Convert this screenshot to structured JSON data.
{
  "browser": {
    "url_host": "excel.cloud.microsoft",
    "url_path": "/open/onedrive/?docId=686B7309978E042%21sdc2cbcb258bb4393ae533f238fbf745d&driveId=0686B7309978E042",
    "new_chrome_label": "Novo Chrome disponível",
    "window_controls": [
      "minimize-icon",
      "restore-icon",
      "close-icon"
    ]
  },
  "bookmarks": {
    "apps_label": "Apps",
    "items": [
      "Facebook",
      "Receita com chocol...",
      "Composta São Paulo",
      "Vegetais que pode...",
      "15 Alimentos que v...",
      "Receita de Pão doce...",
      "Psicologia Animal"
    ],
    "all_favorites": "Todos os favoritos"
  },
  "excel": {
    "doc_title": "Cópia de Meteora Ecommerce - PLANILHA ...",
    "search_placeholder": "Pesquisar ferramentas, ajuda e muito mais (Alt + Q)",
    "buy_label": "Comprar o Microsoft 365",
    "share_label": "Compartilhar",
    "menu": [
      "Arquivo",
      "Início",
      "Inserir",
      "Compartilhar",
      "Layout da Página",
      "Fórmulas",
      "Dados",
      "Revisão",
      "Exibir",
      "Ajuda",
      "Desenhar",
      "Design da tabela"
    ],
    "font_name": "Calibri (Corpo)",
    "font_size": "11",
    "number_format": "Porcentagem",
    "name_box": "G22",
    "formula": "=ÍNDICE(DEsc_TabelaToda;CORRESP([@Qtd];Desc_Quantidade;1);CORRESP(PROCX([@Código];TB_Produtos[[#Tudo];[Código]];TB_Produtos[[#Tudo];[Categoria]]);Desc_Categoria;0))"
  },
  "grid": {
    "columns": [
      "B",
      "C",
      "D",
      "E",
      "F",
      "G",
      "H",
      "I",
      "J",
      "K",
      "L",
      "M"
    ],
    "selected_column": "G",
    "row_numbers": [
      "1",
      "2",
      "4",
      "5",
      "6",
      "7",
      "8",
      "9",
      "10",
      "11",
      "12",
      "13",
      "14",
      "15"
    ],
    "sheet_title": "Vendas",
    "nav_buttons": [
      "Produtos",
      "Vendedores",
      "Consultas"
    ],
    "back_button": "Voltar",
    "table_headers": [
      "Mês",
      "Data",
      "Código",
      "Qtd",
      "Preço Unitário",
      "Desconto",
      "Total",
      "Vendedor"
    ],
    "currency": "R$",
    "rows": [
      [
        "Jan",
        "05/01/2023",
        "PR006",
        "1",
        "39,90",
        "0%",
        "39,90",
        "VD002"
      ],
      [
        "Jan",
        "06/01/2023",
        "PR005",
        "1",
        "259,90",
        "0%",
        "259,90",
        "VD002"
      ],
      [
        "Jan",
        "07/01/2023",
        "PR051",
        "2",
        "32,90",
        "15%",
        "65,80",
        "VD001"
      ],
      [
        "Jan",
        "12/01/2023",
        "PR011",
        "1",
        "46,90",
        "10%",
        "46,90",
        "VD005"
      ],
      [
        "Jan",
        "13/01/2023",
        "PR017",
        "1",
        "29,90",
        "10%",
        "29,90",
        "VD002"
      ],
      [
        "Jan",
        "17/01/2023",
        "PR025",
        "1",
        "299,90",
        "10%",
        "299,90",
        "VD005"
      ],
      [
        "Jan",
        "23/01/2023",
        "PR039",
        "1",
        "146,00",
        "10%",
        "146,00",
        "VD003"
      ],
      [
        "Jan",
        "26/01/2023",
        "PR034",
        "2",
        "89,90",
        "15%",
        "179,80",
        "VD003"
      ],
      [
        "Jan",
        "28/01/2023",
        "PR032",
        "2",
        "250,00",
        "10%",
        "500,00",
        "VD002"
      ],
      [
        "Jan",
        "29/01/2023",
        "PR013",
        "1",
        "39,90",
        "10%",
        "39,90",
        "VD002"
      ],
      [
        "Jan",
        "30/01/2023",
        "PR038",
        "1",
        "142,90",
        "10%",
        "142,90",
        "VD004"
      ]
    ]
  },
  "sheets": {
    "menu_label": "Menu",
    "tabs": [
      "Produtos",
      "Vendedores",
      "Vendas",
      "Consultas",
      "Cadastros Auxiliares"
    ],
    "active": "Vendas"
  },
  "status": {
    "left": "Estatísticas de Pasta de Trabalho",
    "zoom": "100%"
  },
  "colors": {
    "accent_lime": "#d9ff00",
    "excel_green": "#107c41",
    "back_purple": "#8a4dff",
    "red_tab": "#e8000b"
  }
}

···

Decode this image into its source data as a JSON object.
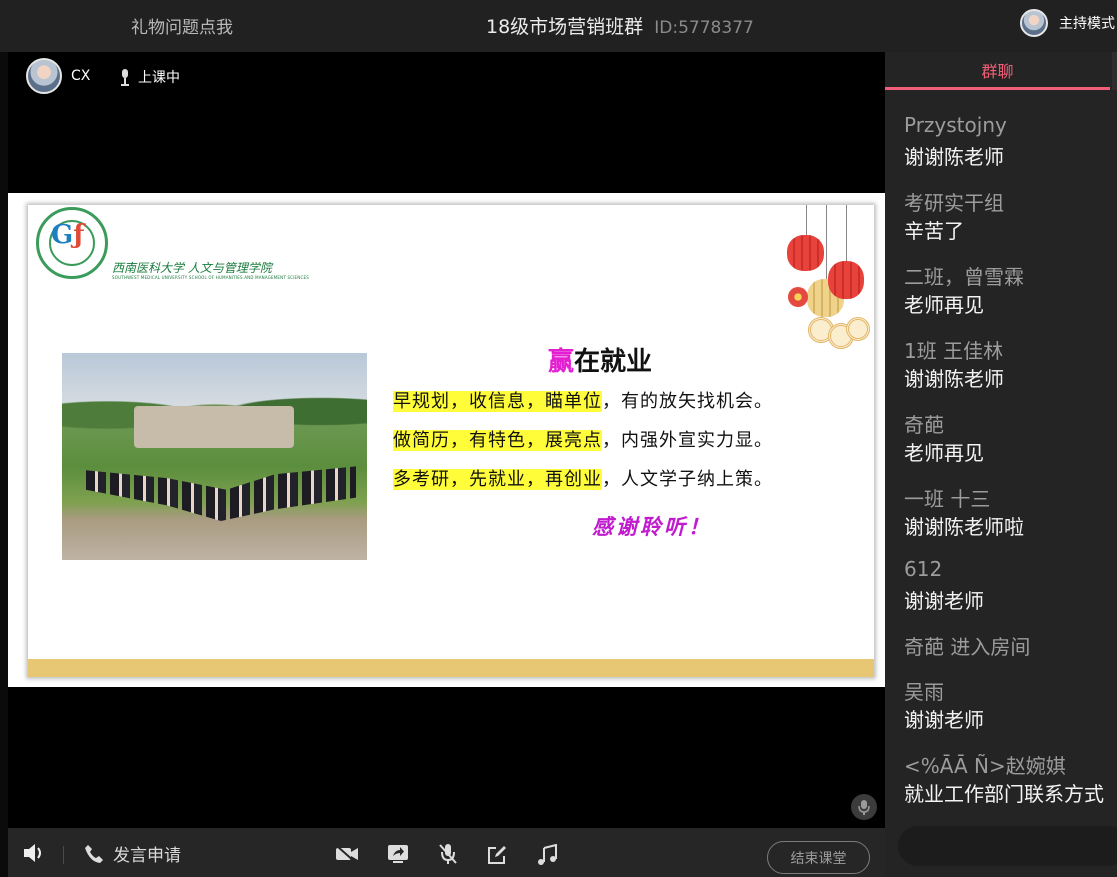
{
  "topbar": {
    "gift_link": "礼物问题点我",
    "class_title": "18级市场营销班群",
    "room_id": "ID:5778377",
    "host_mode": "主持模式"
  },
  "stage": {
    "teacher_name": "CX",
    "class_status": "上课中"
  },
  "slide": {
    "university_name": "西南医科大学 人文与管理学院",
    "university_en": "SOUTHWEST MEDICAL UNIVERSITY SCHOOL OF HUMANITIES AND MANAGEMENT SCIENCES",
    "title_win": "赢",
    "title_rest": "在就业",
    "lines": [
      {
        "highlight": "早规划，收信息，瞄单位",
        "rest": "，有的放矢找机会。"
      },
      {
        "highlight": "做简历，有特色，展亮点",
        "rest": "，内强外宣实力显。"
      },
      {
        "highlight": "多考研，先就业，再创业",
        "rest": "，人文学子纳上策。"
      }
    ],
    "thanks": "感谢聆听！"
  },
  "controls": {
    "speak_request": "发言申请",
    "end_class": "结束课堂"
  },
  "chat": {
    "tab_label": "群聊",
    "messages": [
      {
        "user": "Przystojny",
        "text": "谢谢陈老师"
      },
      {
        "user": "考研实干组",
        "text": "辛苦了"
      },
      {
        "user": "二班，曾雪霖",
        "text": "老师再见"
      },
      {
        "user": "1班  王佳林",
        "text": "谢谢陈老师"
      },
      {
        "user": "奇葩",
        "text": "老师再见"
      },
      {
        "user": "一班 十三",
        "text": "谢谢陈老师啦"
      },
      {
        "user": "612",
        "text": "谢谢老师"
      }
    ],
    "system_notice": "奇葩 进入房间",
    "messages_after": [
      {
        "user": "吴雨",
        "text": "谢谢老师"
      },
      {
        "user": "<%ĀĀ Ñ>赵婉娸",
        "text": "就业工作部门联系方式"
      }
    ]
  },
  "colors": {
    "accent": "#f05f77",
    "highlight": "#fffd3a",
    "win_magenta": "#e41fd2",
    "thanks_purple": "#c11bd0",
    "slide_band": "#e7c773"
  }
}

···

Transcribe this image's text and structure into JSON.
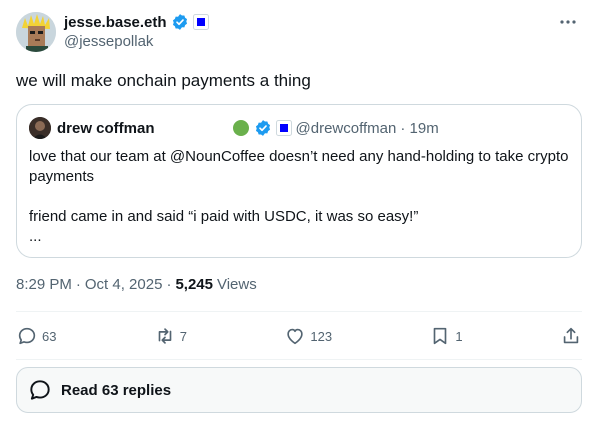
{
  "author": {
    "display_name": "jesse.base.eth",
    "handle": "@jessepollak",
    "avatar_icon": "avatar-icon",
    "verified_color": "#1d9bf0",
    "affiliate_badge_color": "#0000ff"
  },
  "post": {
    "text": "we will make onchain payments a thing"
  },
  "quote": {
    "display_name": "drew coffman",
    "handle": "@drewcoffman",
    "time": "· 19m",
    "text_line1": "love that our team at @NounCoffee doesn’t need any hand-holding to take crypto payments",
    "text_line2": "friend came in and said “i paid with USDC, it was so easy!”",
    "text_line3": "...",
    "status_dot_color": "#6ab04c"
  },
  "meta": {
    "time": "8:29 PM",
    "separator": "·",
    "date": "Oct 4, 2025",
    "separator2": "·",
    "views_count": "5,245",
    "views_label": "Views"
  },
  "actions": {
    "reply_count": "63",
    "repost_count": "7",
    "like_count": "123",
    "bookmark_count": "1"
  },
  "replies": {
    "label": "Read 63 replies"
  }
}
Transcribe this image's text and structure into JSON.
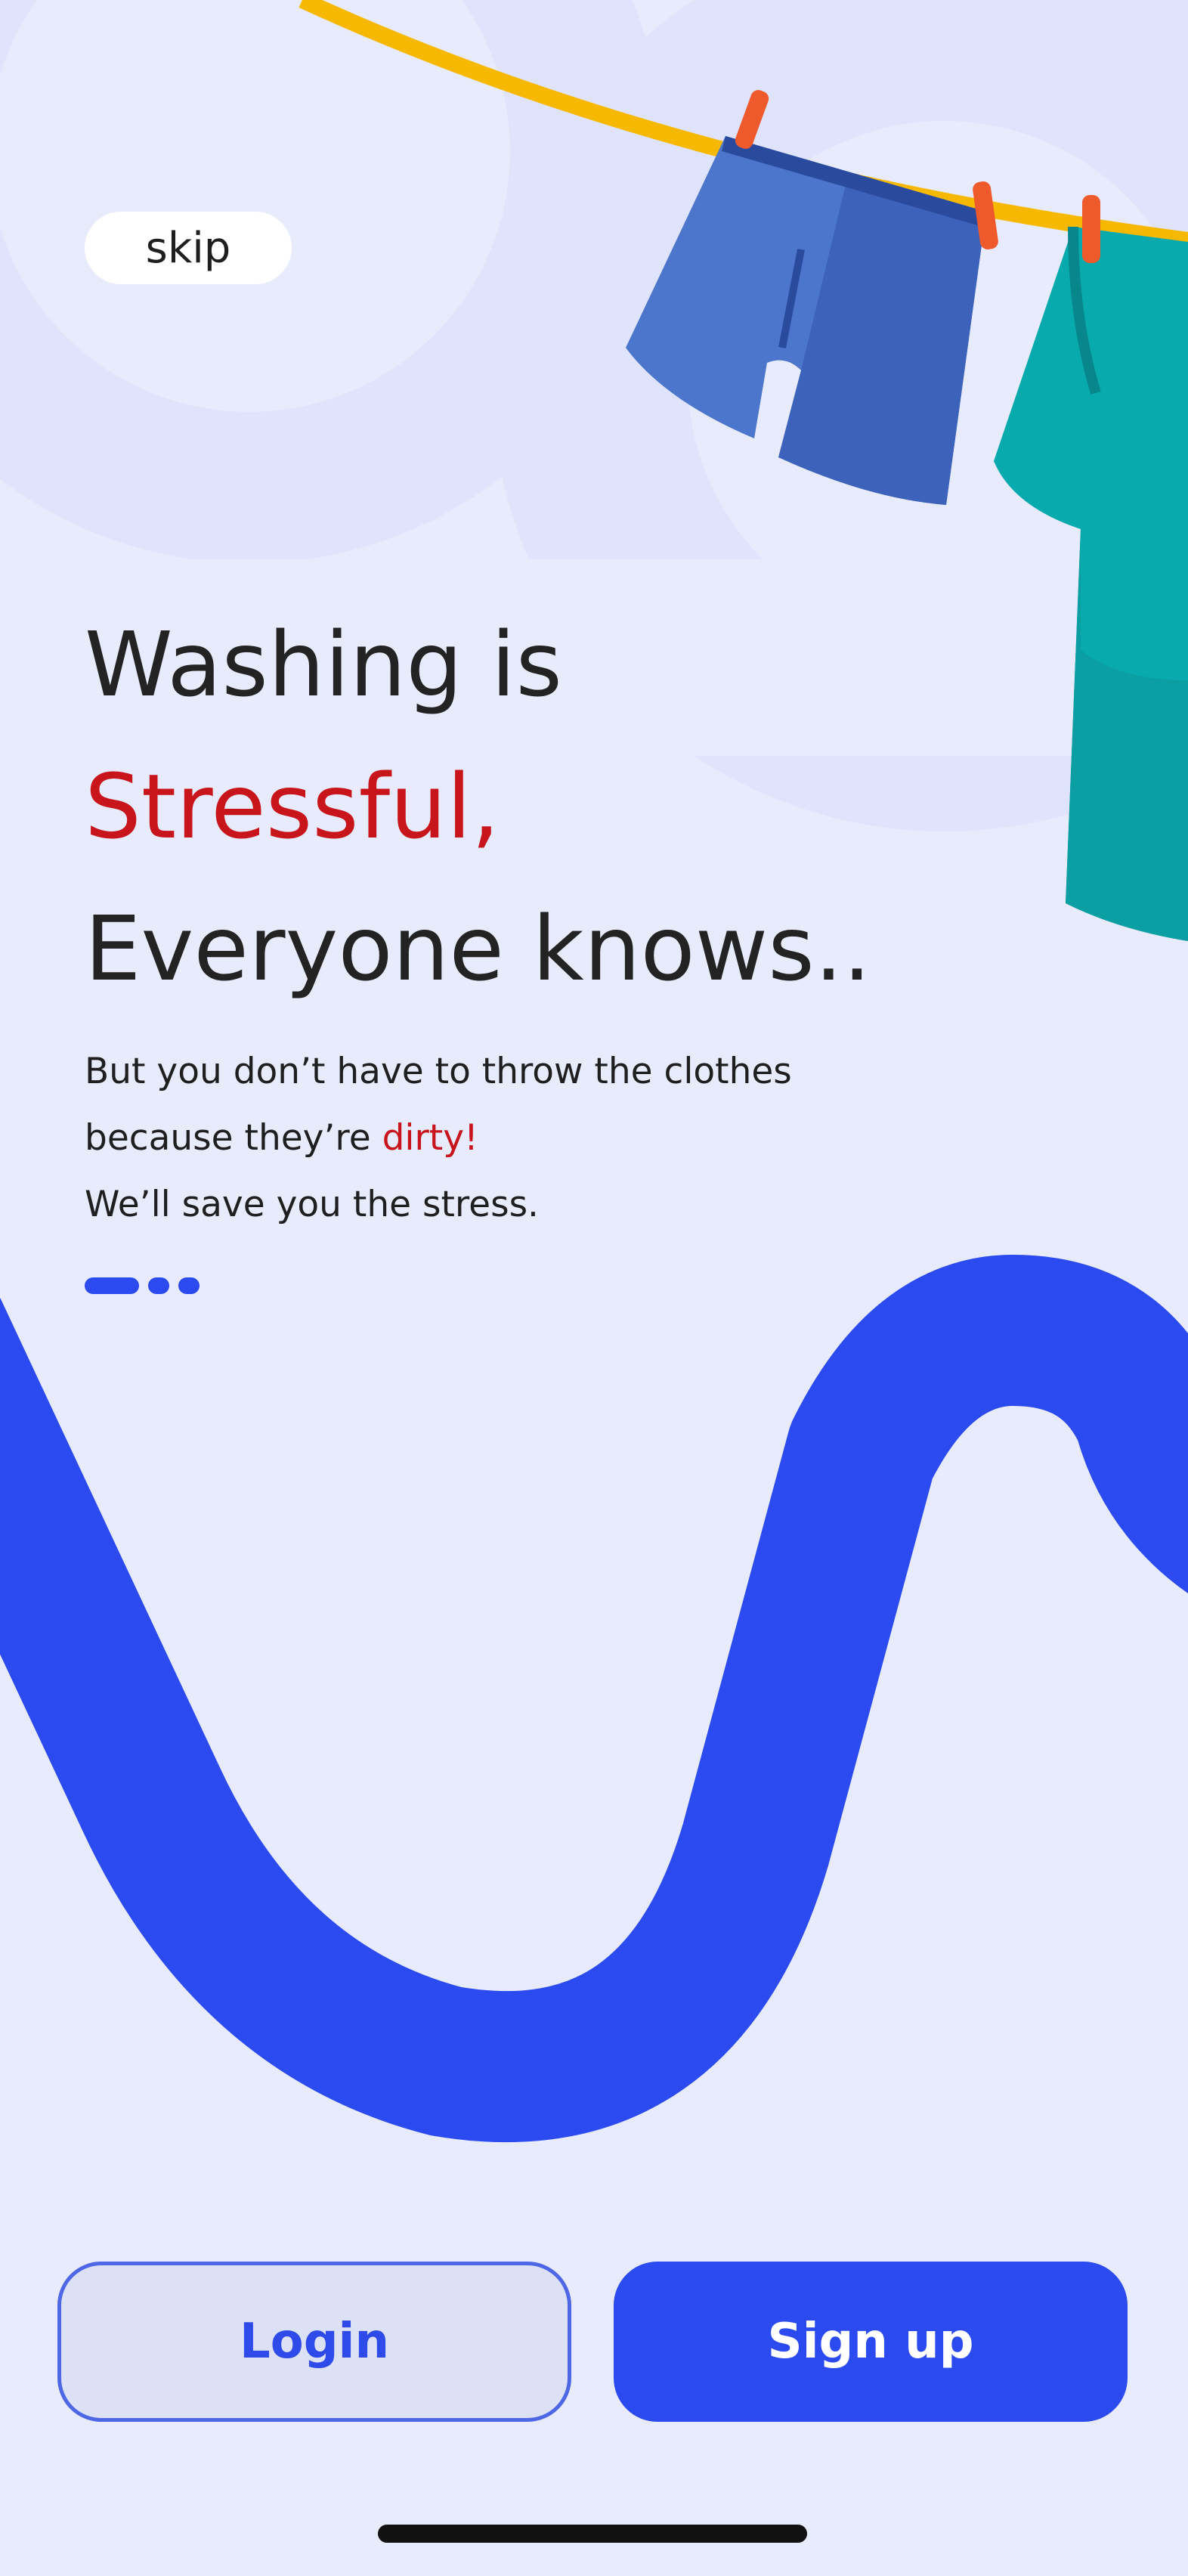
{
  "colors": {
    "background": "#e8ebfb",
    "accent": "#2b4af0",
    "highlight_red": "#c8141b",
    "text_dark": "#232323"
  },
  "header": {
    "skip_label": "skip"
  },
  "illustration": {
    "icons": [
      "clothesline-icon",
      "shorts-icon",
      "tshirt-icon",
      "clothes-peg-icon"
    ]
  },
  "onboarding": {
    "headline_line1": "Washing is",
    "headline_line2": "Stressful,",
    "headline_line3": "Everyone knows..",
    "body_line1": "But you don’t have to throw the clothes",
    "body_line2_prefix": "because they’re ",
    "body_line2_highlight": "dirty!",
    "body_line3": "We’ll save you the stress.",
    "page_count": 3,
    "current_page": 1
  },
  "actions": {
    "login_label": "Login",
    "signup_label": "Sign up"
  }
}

···

> _WHAT YOU ARE ASKED TO DO_:
Copy out every line from the material above in which the word "Receita" appears.

> _THE RESULT_:
      "Receita com chocol...",
      "Receita de Pão doce...",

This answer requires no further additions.